### INFORMATION SUPPLIED
# # # # #
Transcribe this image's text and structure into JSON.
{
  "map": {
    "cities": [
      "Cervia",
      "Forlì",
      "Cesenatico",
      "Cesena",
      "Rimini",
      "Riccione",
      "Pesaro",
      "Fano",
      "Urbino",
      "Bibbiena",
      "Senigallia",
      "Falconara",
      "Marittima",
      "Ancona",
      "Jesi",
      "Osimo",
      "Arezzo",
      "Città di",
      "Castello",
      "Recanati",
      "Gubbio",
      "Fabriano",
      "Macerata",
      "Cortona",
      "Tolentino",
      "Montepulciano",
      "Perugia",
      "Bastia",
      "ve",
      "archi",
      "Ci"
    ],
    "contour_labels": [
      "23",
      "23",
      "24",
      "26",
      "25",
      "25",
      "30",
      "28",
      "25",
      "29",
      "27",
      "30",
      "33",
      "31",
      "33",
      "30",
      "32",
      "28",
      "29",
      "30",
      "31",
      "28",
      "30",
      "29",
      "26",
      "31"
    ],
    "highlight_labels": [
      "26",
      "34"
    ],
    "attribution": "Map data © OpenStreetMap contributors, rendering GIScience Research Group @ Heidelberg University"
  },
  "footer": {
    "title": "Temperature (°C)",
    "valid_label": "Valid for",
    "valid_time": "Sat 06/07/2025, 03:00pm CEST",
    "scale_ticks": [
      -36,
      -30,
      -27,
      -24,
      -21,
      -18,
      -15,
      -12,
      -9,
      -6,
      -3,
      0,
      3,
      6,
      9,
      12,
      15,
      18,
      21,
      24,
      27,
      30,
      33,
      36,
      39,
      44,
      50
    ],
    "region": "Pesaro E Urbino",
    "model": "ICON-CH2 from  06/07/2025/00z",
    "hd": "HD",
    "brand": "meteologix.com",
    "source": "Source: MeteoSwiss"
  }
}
# # # # #
### AIM OF THE TASK
Reproduce every line of the material above exactly.

### TASK ANSWER
Transcribe this image's text and structure into JSON.
{
  "map": {
    "cities": [
      "Cervia",
      "Forlì",
      "Cesenatico",
      "Cesena",
      "Rimini",
      "Riccione",
      "Pesaro",
      "Fano",
      "Urbino",
      "Bibbiena",
      "Senigallia",
      "Falconara",
      "Marittima",
      "Ancona",
      "Jesi",
      "Osimo",
      "Arezzo",
      "Città di",
      "Castello",
      "Recanati",
      "Gubbio",
      "Fabriano",
      "Macerata",
      "Cortona",
      "Tolentino",
      "Montepulciano",
      "Perugia",
      "Bastia",
      "ve",
      "archi",
      "Ci"
    ],
    "contour_labels": [
      "23",
      "23",
      "24",
      "26",
      "25",
      "25",
      "30",
      "28",
      "25",
      "29",
      "27",
      "30",
      "33",
      "31",
      "33",
      "30",
      "32",
      "28",
      "29",
      "30",
      "31",
      "28",
      "30",
      "29",
      "26",
      "31"
    ],
    "highlight_labels": [
      "26",
      "34"
    ],
    "attribution": "Map data © OpenStreetMap contributors, rendering GIScience Research Group @ Heidelberg University"
  },
  "footer": {
    "title": "Temperature (°C)",
    "valid_label": "Valid for",
    "valid_time": "Sat 06/07/2025, 03:00pm CEST",
    "scale_ticks": [
      -36,
      -30,
      -27,
      -24,
      -21,
      -18,
      -15,
      -12,
      -9,
      -6,
      -3,
      0,
      3,
      6,
      9,
      12,
      15,
      18,
      21,
      24,
      27,
      30,
      33,
      36,
      39,
      44,
      50
    ],
    "region": "Pesaro E Urbino",
    "model": "ICON-CH2 from  06/07/2025/00z",
    "hd": "HD",
    "brand": "meteologix.com",
    "source": "Source: MeteoSwiss"
  }
}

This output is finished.